### Task goal
Give the entries back exactly, dropping each image.

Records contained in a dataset

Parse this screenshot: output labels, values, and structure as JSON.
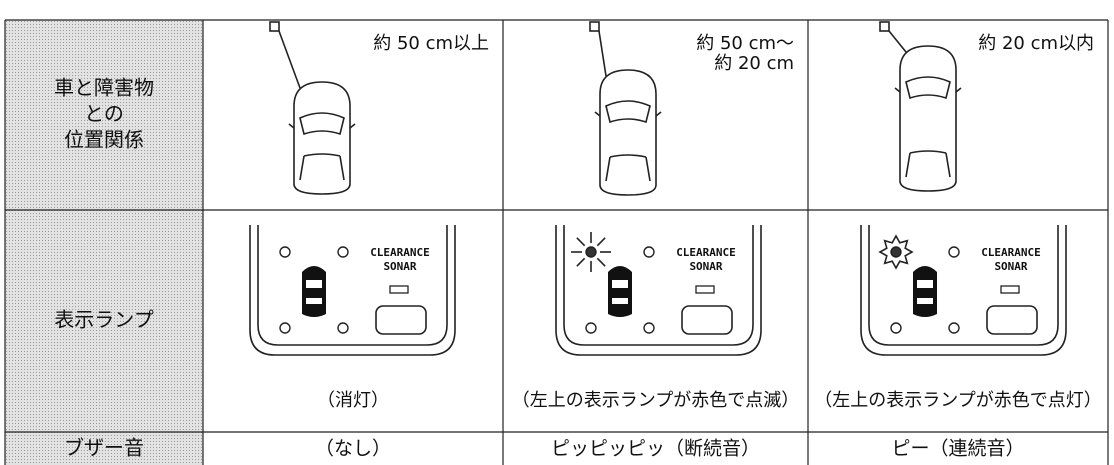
{
  "table": {
    "rows": [
      {
        "header": [
          "車と障害物",
          "との",
          "位置関係"
        ],
        "cells": [
          [
            "約 50 cm以上"
          ],
          [
            "約 50 cm〜",
            "約 20 cm"
          ],
          [
            "約 20 cm以内"
          ]
        ]
      },
      {
        "header": [
          "表示ランプ"
        ],
        "panel_label": [
          "CLEARANCE",
          "SONAR"
        ],
        "cells": [
          "（消灯）",
          "（左上の表示ランプが赤色で点滅）",
          "（左上の表示ランプが赤色で点灯）"
        ]
      },
      {
        "header": [
          "ブザー音"
        ],
        "cells": [
          "（なし）",
          "ピッピッピッ（断続音）",
          "ピー（連続音）"
        ]
      }
    ]
  }
}
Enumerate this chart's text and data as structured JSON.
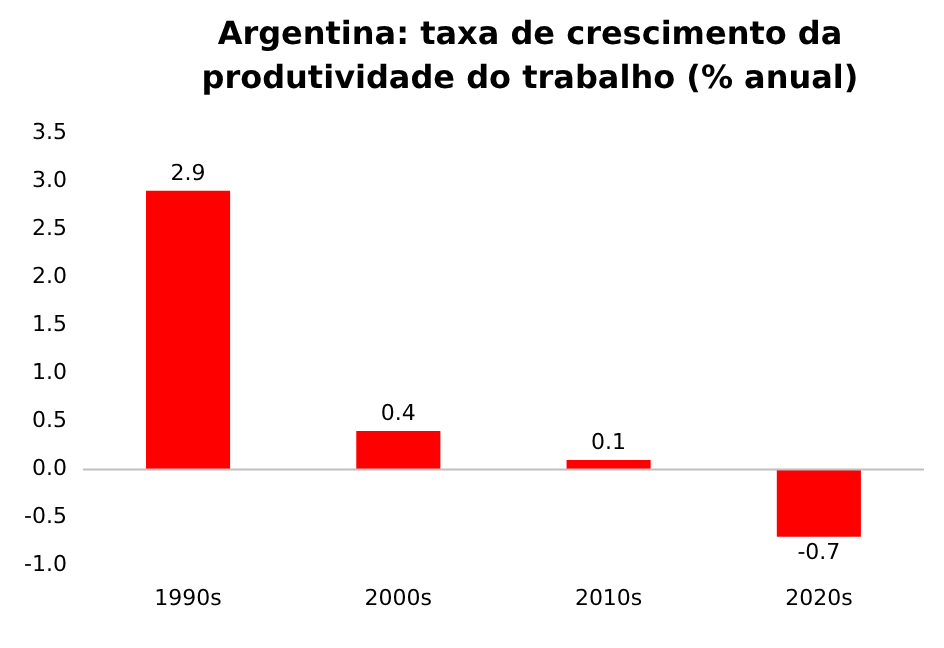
{
  "chart_data": {
    "type": "bar",
    "title": "Argentina: taxa de crescimento da produtividade do trabalho (% anual)",
    "categories": [
      "1990s",
      "2000s",
      "2010s",
      "2020s"
    ],
    "values": [
      2.9,
      0.4,
      0.1,
      -0.7
    ],
    "color": "#ff0000",
    "ylim": [
      -1.0,
      3.5
    ],
    "yticks": [
      {
        "value": -1,
        "label": "-1.0"
      },
      {
        "value": -0.5,
        "label": "-0.5"
      },
      {
        "value": 0,
        "label": "0.0"
      },
      {
        "value": 0.5,
        "label": "0.5"
      },
      {
        "value": 1,
        "label": "1.0"
      },
      {
        "value": 1.5,
        "label": "1.5"
      },
      {
        "value": 2,
        "label": "2.0"
      },
      {
        "value": 2.5,
        "label": "2.5"
      },
      {
        "value": 3,
        "label": "3.0"
      },
      {
        "value": 3.5,
        "label": "3.5"
      }
    ],
    "ref_lines": [
      {
        "axis": "y",
        "value": 0,
        "color": "#bfbfbf"
      }
    ],
    "data_labels": true,
    "grid": false,
    "legend": false
  }
}
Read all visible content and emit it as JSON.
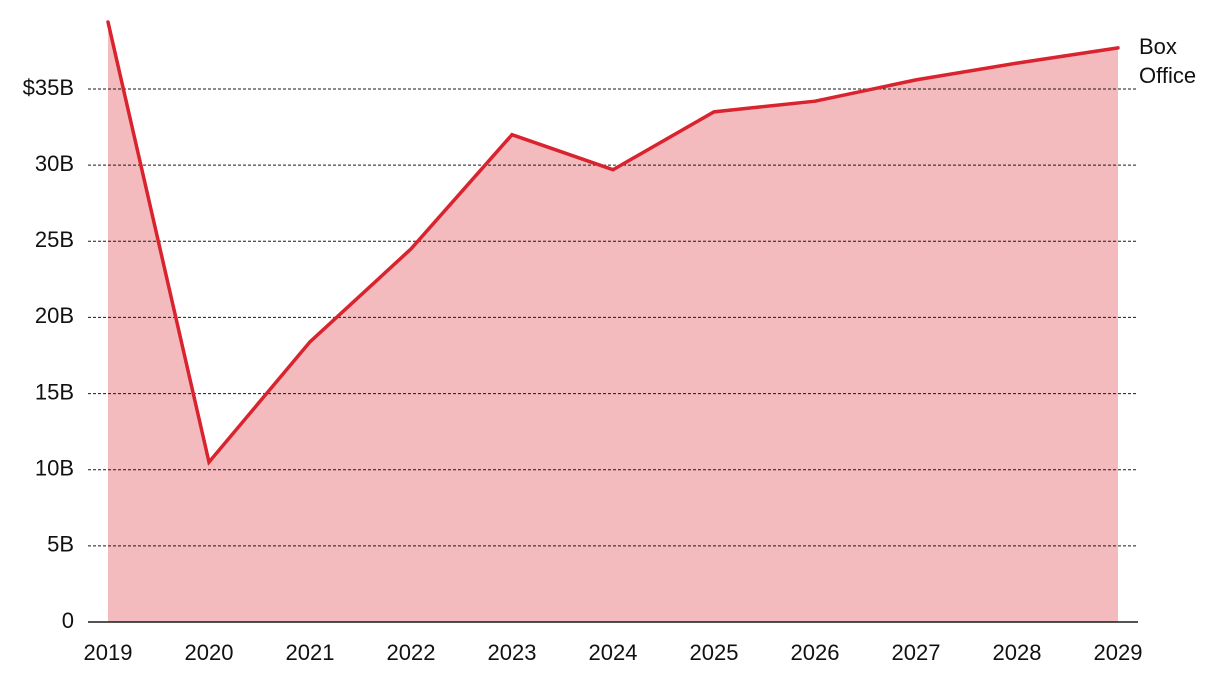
{
  "chart_data": {
    "type": "area",
    "x": [
      2019,
      2020,
      2021,
      2022,
      2023,
      2024,
      2025,
      2026,
      2027,
      2028,
      2029
    ],
    "series": [
      {
        "name": "Box Office",
        "label_lines": [
          "Box",
          "Office"
        ],
        "values": [
          39.4,
          10.5,
          18.4,
          24.5,
          32.0,
          29.7,
          33.5,
          34.2,
          35.6,
          36.7,
          37.7
        ],
        "line_color": "#d9232e",
        "fill_color": "#f4bbbf"
      }
    ],
    "ylim": [
      0,
      40
    ],
    "y_ticks": [
      {
        "value": 0,
        "label": "0"
      },
      {
        "value": 5,
        "label": "5B"
      },
      {
        "value": 10,
        "label": "10B"
      },
      {
        "value": 15,
        "label": "15B"
      },
      {
        "value": 20,
        "label": "20B"
      },
      {
        "value": 25,
        "label": "25B"
      },
      {
        "value": 30,
        "label": "30B"
      },
      {
        "value": 35,
        "label": "$35B"
      }
    ],
    "x_tick_labels": [
      "2019",
      "2020",
      "2021",
      "2022",
      "2023",
      "2024",
      "2025",
      "2026",
      "2027",
      "2028",
      "2029"
    ],
    "grid": "horizontal-dotted",
    "title": "",
    "xlabel": "",
    "ylabel": "",
    "legend": "direct-label-right"
  }
}
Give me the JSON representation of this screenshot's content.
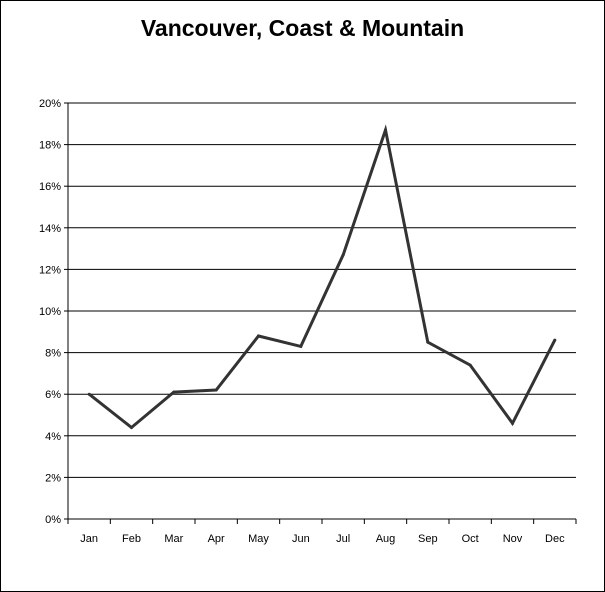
{
  "chart_data": {
    "type": "line",
    "title": "Vancouver, Coast & Mountain",
    "xlabel": "",
    "ylabel": "",
    "categories": [
      "Jan",
      "Feb",
      "Mar",
      "Apr",
      "May",
      "Jun",
      "Jul",
      "Aug",
      "Sep",
      "Oct",
      "Nov",
      "Dec"
    ],
    "series": [
      {
        "values": [
          6.0,
          4.4,
          6.1,
          6.2,
          8.8,
          8.3,
          12.7,
          18.7,
          8.5,
          7.4,
          4.6,
          8.6
        ]
      }
    ],
    "ylim": [
      0,
      20
    ],
    "yticks": [
      0,
      2,
      4,
      6,
      8,
      10,
      12,
      14,
      16,
      18,
      20
    ],
    "ytick_format": "percent",
    "grid": true,
    "legend": "none",
    "line_color": "#333333"
  }
}
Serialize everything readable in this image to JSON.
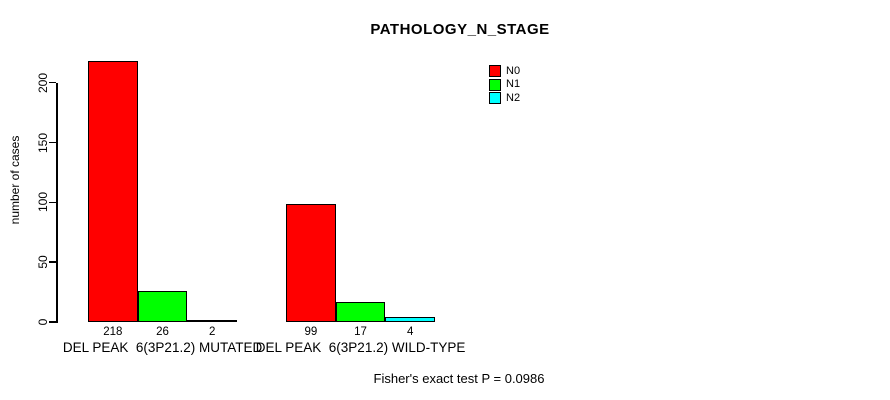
{
  "chart_data": {
    "type": "bar",
    "title": "PATHOLOGY_N_STAGE",
    "ylabel": "number of cases",
    "ylim": [
      0,
      200
    ],
    "yticks": [
      0,
      50,
      100,
      150,
      200
    ],
    "grid": false,
    "legend_position": "top-right",
    "series": [
      {
        "name": "N0",
        "color": "#ff0000"
      },
      {
        "name": "N1",
        "color": "#00ff00"
      },
      {
        "name": "N2",
        "color": "#00ffff"
      }
    ],
    "groups": [
      {
        "label": "DEL PEAK  6(3P21.2) MUTATED",
        "values": [
          218,
          26,
          2
        ]
      },
      {
        "label": "DEL PEAK  6(3P21.2) WILD-TYPE",
        "values": [
          99,
          17,
          4
        ]
      }
    ],
    "annotation": "Fisher's exact test P = 0.0986"
  }
}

### Solved exercise
Parse this screenshot: output labels, values, and structure as JSON.
{
  "table": {
    "rows": [
      {
        "header": [
          "車と障害物",
          "との",
          "位置関係"
        ],
        "cells": [
          [
            "約 50 cm以上"
          ],
          [
            "約 50 cm〜",
            "約 20 cm"
          ],
          [
            "約 20 cm以内"
          ]
        ]
      },
      {
        "header": [
          "表示ランプ"
        ],
        "panel_label": [
          "CLEARANCE",
          "SONAR"
        ],
        "cells": [
          "（消灯）",
          "（左上の表示ランプが赤色で点滅）",
          "（左上の表示ランプが赤色で点灯）"
        ]
      },
      {
        "header": [
          "ブザー音"
        ],
        "cells": [
          "（なし）",
          "ピッピッピッ（断続音）",
          "ピー（連続音）"
        ]
      }
    ]
  }
}
Enumerate this chart's text and data as structured JSON.
{
  "chart_data": {
    "type": "bar",
    "title": "Argentina: taxa de crescimento da produtividade do trabalho (% anual)",
    "categories": [
      "1990s",
      "2000s",
      "2010s",
      "2020s"
    ],
    "values": [
      2.9,
      0.4,
      0.1,
      -0.7
    ],
    "color": "#ff0000",
    "ylim": [
      -1.0,
      3.5
    ],
    "yticks": [
      {
        "value": -1,
        "label": "-1.0"
      },
      {
        "value": -0.5,
        "label": "-0.5"
      },
      {
        "value": 0,
        "label": "0.0"
      },
      {
        "value": 0.5,
        "label": "0.5"
      },
      {
        "value": 1,
        "label": "1.0"
      },
      {
        "value": 1.5,
        "label": "1.5"
      },
      {
        "value": 2,
        "label": "2.0"
      },
      {
        "value": 2.5,
        "label": "2.5"
      },
      {
        "value": 3,
        "label": "3.0"
      },
      {
        "value": 3.5,
        "label": "3.5"
      }
    ],
    "ref_lines": [
      {
        "axis": "y",
        "value": 0,
        "color": "#bfbfbf"
      }
    ],
    "data_labels": true,
    "grid": false,
    "legend": false
  }
}
Read all visible content and emit it as JSON.
{
  "chart_data": {
    "type": "area",
    "x": [
      2019,
      2020,
      2021,
      2022,
      2023,
      2024,
      2025,
      2026,
      2027,
      2028,
      2029
    ],
    "series": [
      {
        "name": "Box Office",
        "label_lines": [
          "Box",
          "Office"
        ],
        "values": [
          39.4,
          10.5,
          18.4,
          24.5,
          32.0,
          29.7,
          33.5,
          34.2,
          35.6,
          36.7,
          37.7
        ],
        "line_color": "#d9232e",
        "fill_color": "#f4bbbf"
      }
    ],
    "ylim": [
      0,
      40
    ],
    "y_ticks": [
      {
        "value": 0,
        "label": "0"
      },
      {
        "value": 5,
        "label": "5B"
      },
      {
        "value": 10,
        "label": "10B"
      },
      {
        "value": 15,
        "label": "15B"
      },
      {
        "value": 20,
        "label": "20B"
      },
      {
        "value": 25,
        "label": "25B"
      },
      {
        "value": 30,
        "label": "30B"
      },
      {
        "value": 35,
        "label": "$35B"
      }
    ],
    "x_tick_labels": [
      "2019",
      "2020",
      "2021",
      "2022",
      "2023",
      "2024",
      "2025",
      "2026",
      "2027",
      "2028",
      "2029"
    ],
    "grid": "horizontal-dotted",
    "title": "",
    "xlabel": "",
    "ylabel": "",
    "legend": "direct-label-right"
  }
}
Give me the JSON representation of this screenshot's content.
{
  "chart_data": {
    "type": "line",
    "title": "Vancouver, Coast & Mountain",
    "xlabel": "",
    "ylabel": "",
    "categories": [
      "Jan",
      "Feb",
      "Mar",
      "Apr",
      "May",
      "Jun",
      "Jul",
      "Aug",
      "Sep",
      "Oct",
      "Nov",
      "Dec"
    ],
    "series": [
      {
        "values": [
          6.0,
          4.4,
          6.1,
          6.2,
          8.8,
          8.3,
          12.7,
          18.7,
          8.5,
          7.4,
          4.6,
          8.6
        ]
      }
    ],
    "ylim": [
      0,
      20
    ],
    "yticks": [
      0,
      2,
      4,
      6,
      8,
      10,
      12,
      14,
      16,
      18,
      20
    ],
    "ytick_format": "percent",
    "grid": true,
    "legend": "none",
    "line_color": "#333333"
  }
}
Serialize everything readable in this image to JSON.
{
  "chart_data": {
    "type": "bar",
    "title": "PATHOLOGY_N_STAGE",
    "ylabel": "number of cases",
    "ylim": [
      0,
      200
    ],
    "yticks": [
      0,
      50,
      100,
      150,
      200
    ],
    "grid": false,
    "legend_position": "top-right",
    "series": [
      {
        "name": "N0",
        "color": "#ff0000"
      },
      {
        "name": "N1",
        "color": "#00ff00"
      },
      {
        "name": "N2",
        "color": "#00ffff"
      }
    ],
    "groups": [
      {
        "label": "DEL PEAK  6(3P21.2) MUTATED",
        "values": [
          218,
          26,
          2
        ]
      },
      {
        "label": "DEL PEAK  6(3P21.2) WILD-TYPE",
        "values": [
          99,
          17,
          4
        ]
      }
    ],
    "annotation": "Fisher's exact test P = 0.0986"
  }
}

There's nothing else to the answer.